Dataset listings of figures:
------------------------------
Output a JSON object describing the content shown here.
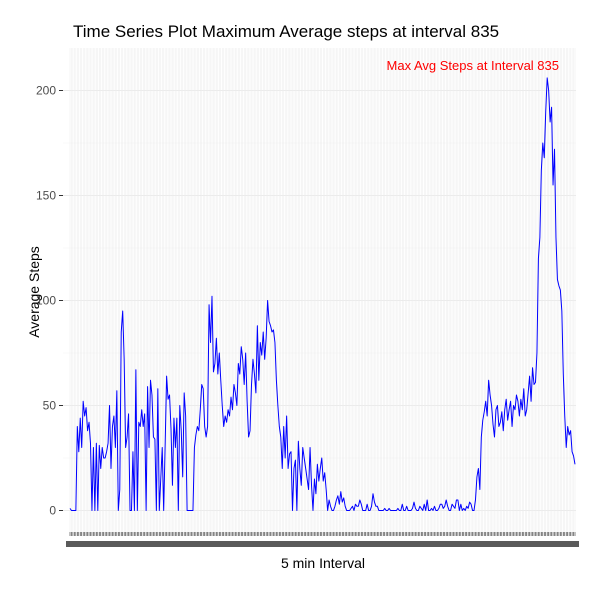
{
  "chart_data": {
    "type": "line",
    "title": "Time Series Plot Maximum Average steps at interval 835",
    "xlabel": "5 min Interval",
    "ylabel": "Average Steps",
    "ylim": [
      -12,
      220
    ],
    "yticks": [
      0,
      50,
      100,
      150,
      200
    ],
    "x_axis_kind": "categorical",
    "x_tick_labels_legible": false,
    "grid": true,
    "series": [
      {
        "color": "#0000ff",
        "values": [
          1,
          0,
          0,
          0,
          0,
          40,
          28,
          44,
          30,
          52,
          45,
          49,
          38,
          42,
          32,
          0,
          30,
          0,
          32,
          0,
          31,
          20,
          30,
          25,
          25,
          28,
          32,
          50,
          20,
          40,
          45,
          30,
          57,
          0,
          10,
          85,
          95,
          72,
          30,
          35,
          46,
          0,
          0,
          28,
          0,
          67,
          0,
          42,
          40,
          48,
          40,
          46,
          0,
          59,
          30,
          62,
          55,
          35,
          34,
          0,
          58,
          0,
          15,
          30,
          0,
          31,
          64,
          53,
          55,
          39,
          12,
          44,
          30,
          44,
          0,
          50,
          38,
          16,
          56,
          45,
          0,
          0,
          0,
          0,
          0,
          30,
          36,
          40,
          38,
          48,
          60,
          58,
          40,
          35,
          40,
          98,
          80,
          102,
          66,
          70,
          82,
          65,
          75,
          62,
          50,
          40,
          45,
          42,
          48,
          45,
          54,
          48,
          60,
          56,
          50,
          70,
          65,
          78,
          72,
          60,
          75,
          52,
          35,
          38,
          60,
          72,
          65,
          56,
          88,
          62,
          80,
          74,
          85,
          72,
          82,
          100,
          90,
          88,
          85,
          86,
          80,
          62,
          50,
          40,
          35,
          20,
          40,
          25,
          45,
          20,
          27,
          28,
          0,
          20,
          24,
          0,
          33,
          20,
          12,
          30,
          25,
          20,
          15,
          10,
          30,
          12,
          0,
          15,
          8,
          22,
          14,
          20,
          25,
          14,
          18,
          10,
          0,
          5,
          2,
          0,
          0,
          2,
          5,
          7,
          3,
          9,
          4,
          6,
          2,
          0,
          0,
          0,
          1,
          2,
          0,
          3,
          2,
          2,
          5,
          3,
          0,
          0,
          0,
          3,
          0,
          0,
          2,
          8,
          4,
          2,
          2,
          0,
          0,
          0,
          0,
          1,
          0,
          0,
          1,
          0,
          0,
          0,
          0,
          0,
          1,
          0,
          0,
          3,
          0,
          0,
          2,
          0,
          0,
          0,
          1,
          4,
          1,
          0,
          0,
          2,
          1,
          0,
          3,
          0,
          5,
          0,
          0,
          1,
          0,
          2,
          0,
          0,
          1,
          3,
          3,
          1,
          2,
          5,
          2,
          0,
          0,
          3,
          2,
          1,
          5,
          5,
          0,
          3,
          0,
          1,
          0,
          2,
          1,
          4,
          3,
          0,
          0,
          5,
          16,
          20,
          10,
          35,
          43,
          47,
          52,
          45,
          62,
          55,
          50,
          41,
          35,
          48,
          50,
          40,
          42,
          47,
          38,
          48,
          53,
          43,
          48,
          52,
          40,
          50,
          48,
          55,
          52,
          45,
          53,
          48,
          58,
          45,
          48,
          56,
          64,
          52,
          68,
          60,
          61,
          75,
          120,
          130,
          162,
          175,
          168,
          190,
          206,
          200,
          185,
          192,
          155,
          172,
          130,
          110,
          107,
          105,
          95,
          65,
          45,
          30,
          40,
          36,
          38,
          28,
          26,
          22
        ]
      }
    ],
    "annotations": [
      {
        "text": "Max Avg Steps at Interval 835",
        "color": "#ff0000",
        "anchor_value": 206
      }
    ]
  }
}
------------------------------
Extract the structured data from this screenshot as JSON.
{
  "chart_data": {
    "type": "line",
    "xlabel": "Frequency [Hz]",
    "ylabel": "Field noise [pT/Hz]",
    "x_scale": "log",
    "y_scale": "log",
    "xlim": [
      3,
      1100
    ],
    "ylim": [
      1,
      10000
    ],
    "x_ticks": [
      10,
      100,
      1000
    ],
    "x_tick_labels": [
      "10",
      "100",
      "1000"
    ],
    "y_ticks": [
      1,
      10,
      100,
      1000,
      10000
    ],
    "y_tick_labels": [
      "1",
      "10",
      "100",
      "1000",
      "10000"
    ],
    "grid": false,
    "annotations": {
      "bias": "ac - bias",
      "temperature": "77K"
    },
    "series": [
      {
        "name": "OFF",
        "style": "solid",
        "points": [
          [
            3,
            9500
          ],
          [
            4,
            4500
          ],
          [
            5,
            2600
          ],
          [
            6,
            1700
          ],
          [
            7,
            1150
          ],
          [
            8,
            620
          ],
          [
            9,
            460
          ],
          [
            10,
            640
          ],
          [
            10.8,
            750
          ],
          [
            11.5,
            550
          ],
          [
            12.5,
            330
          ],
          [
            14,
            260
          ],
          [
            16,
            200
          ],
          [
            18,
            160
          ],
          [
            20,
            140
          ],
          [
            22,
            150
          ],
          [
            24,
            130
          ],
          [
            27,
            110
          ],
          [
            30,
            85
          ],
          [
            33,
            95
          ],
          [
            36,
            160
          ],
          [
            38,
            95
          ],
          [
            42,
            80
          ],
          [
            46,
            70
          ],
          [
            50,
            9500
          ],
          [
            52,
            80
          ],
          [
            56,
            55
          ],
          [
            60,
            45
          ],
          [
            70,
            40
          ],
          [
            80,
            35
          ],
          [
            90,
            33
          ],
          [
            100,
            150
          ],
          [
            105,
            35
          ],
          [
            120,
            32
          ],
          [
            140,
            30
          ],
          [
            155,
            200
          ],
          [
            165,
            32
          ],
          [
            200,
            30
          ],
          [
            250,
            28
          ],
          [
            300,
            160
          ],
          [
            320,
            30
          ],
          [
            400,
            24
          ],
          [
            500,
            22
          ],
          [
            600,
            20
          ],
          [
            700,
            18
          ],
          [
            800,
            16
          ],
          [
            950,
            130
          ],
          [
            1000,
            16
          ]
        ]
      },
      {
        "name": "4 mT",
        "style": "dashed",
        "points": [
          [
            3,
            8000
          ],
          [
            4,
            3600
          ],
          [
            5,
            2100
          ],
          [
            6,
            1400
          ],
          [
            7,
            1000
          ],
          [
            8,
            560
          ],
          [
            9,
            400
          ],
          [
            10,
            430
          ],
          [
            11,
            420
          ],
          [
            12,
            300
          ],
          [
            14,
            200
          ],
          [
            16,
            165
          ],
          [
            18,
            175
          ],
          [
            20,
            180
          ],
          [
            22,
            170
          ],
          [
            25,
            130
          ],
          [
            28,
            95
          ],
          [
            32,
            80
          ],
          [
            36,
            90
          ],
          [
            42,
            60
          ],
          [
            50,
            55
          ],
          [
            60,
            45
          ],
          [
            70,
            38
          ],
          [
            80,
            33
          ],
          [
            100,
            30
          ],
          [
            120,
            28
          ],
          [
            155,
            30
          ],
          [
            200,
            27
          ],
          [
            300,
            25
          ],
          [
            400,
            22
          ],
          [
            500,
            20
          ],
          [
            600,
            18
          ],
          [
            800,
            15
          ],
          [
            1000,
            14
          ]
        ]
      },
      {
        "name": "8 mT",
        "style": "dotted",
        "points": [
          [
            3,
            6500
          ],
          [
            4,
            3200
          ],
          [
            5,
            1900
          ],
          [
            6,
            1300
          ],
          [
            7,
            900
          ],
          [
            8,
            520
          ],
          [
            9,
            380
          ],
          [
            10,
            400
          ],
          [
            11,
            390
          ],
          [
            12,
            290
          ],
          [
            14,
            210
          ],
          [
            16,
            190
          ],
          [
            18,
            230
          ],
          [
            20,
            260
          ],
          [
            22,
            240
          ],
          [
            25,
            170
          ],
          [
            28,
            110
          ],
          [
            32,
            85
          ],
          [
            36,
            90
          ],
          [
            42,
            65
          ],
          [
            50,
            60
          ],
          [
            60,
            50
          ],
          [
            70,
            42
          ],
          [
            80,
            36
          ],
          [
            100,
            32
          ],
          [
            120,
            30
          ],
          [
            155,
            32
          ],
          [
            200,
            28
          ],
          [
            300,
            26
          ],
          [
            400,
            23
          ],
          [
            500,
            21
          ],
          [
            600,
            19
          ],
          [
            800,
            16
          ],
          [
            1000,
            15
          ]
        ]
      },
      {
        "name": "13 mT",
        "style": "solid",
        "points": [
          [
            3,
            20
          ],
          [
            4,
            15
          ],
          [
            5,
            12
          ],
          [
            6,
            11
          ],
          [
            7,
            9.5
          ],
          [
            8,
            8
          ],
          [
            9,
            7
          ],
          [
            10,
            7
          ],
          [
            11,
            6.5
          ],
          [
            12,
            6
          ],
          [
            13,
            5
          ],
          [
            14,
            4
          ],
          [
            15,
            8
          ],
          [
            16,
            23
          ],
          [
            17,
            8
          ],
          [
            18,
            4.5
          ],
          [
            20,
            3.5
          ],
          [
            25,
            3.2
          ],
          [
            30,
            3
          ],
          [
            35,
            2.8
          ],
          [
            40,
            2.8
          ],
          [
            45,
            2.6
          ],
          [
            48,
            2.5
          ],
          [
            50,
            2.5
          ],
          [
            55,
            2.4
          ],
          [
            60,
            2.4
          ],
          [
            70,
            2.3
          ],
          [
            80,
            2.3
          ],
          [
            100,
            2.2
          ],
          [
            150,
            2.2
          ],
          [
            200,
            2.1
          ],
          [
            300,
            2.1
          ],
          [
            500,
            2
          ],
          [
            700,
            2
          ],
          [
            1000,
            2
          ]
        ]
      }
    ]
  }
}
------------------------------
THE PROBLEM - Return solely the number of lines in the data that include the word "ylabel".

SOLUTION FOR THIS TASK - 2